> [Exercise instructions] In your copy, leave out the pictures; write out all the data exactly.

> [Records]
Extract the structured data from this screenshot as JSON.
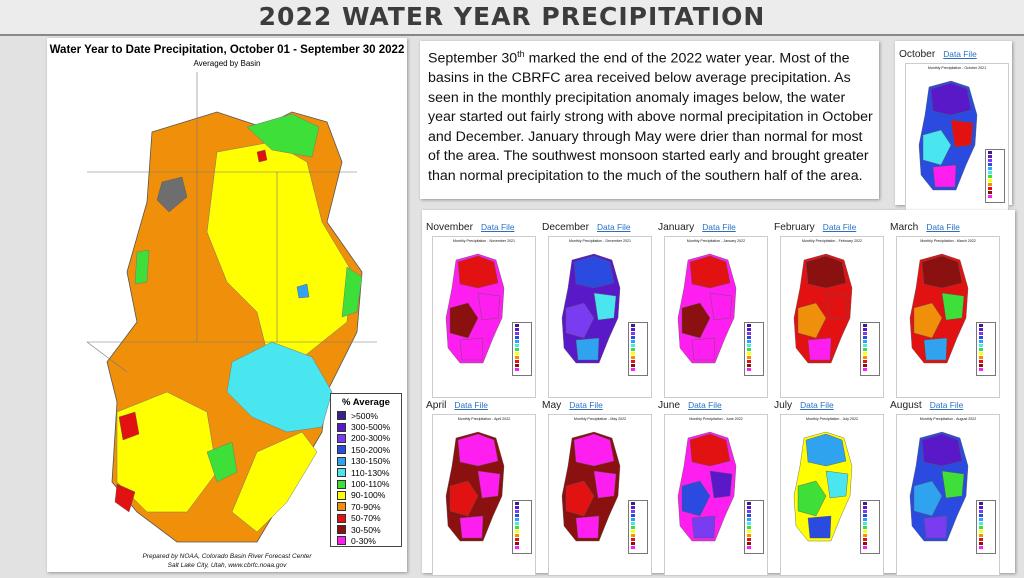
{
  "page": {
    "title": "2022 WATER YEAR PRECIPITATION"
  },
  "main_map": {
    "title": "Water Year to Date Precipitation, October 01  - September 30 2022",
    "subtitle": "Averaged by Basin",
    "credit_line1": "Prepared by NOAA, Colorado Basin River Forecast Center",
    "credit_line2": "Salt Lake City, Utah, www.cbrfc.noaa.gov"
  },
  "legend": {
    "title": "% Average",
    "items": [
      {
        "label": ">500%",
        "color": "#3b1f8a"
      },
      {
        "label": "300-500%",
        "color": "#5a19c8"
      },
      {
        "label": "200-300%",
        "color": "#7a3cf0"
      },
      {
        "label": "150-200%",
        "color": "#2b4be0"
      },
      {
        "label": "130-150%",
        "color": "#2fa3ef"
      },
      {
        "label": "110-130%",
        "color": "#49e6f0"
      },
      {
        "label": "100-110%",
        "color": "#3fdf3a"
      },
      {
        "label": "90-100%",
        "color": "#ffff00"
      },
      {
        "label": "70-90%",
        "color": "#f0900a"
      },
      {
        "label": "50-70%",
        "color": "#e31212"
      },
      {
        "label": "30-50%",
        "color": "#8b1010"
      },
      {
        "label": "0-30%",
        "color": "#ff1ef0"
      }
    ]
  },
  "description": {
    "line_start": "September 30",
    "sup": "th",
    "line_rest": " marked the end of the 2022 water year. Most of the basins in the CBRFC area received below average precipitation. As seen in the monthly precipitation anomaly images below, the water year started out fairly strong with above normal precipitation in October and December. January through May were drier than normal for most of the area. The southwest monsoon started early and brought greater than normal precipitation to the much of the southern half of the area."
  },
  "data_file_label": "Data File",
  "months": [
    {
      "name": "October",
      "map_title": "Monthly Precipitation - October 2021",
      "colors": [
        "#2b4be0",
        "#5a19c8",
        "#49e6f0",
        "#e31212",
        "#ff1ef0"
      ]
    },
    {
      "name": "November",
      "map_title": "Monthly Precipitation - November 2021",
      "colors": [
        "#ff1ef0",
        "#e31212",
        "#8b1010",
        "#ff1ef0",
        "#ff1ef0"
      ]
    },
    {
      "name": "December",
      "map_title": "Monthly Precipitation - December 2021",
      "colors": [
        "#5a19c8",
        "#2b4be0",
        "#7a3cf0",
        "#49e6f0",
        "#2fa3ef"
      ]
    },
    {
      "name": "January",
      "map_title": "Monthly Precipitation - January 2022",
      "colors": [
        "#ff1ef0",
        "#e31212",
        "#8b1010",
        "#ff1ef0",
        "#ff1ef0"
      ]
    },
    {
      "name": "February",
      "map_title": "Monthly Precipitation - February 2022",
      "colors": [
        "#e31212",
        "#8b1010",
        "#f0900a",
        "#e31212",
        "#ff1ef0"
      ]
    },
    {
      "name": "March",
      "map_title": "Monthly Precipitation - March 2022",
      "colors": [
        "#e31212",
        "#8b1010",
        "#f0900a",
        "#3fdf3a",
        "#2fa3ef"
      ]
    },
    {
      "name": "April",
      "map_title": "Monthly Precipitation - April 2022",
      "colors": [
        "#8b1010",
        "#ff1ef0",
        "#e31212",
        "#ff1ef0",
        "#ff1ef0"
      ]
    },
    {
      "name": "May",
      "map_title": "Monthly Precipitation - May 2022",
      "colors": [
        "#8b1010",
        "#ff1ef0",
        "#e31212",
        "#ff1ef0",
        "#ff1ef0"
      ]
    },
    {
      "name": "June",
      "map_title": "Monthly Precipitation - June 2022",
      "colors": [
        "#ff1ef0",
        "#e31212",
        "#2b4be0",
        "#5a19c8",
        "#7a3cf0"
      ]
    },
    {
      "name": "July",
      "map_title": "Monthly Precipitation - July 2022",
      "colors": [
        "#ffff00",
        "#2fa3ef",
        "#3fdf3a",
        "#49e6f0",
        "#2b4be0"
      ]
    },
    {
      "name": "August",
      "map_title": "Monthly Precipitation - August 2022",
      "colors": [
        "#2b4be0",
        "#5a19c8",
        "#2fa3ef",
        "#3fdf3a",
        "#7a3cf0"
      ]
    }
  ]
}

> [Task result]
Extract the structured data from this screenshot as JSON.
{
  "page": {
    "title": "2022 WATER YEAR PRECIPITATION"
  },
  "main_map": {
    "title": "Water Year to Date Precipitation, October 01  - September 30 2022",
    "subtitle": "Averaged by Basin",
    "credit_line1": "Prepared by NOAA, Colorado Basin River Forecast Center",
    "credit_line2": "Salt Lake City, Utah, www.cbrfc.noaa.gov"
  },
  "legend": {
    "title": "% Average",
    "items": [
      {
        "label": ">500%",
        "color": "#3b1f8a"
      },
      {
        "label": "300-500%",
        "color": "#5a19c8"
      },
      {
        "label": "200-300%",
        "color": "#7a3cf0"
      },
      {
        "label": "150-200%",
        "color": "#2b4be0"
      },
      {
        "label": "130-150%",
        "color": "#2fa3ef"
      },
      {
        "label": "110-130%",
        "color": "#49e6f0"
      },
      {
        "label": "100-110%",
        "color": "#3fdf3a"
      },
      {
        "label": "90-100%",
        "color": "#ffff00"
      },
      {
        "label": "70-90%",
        "color": "#f0900a"
      },
      {
        "label": "50-70%",
        "color": "#e31212"
      },
      {
        "label": "30-50%",
        "color": "#8b1010"
      },
      {
        "label": "0-30%",
        "color": "#ff1ef0"
      }
    ]
  },
  "description": {
    "line_start": "September 30",
    "sup": "th",
    "line_rest": " marked the end of the 2022 water year. Most of the basins in the CBRFC area received below average precipitation. As seen in the monthly precipitation anomaly images below, the water year started out fairly strong with above normal precipitation in October and December. January through May were drier than normal for most of the area. The southwest monsoon started early and brought greater than normal precipitation to the much of the southern half of the area."
  },
  "data_file_label": "Data File",
  "months": [
    {
      "name": "October",
      "map_title": "Monthly Precipitation - October 2021",
      "colors": [
        "#2b4be0",
        "#5a19c8",
        "#49e6f0",
        "#e31212",
        "#ff1ef0"
      ]
    },
    {
      "name": "November",
      "map_title": "Monthly Precipitation - November 2021",
      "colors": [
        "#ff1ef0",
        "#e31212",
        "#8b1010",
        "#ff1ef0",
        "#ff1ef0"
      ]
    },
    {
      "name": "December",
      "map_title": "Monthly Precipitation - December 2021",
      "colors": [
        "#5a19c8",
        "#2b4be0",
        "#7a3cf0",
        "#49e6f0",
        "#2fa3ef"
      ]
    },
    {
      "name": "January",
      "map_title": "Monthly Precipitation - January 2022",
      "colors": [
        "#ff1ef0",
        "#e31212",
        "#8b1010",
        "#ff1ef0",
        "#ff1ef0"
      ]
    },
    {
      "name": "February",
      "map_title": "Monthly Precipitation - February 2022",
      "colors": [
        "#e31212",
        "#8b1010",
        "#f0900a",
        "#e31212",
        "#ff1ef0"
      ]
    },
    {
      "name": "March",
      "map_title": "Monthly Precipitation - March 2022",
      "colors": [
        "#e31212",
        "#8b1010",
        "#f0900a",
        "#3fdf3a",
        "#2fa3ef"
      ]
    },
    {
      "name": "April",
      "map_title": "Monthly Precipitation - April 2022",
      "colors": [
        "#8b1010",
        "#ff1ef0",
        "#e31212",
        "#ff1ef0",
        "#ff1ef0"
      ]
    },
    {
      "name": "May",
      "map_title": "Monthly Precipitation - May 2022",
      "colors": [
        "#8b1010",
        "#ff1ef0",
        "#e31212",
        "#ff1ef0",
        "#ff1ef0"
      ]
    },
    {
      "name": "June",
      "map_title": "Monthly Precipitation - June 2022",
      "colors": [
        "#ff1ef0",
        "#e31212",
        "#2b4be0",
        "#5a19c8",
        "#7a3cf0"
      ]
    },
    {
      "name": "July",
      "map_title": "Monthly Precipitation - July 2022",
      "colors": [
        "#ffff00",
        "#2fa3ef",
        "#3fdf3a",
        "#49e6f0",
        "#2b4be0"
      ]
    },
    {
      "name": "August",
      "map_title": "Monthly Precipitation - August 2022",
      "colors": [
        "#2b4be0",
        "#5a19c8",
        "#2fa3ef",
        "#3fdf3a",
        "#7a3cf0"
      ]
    }
  ]
}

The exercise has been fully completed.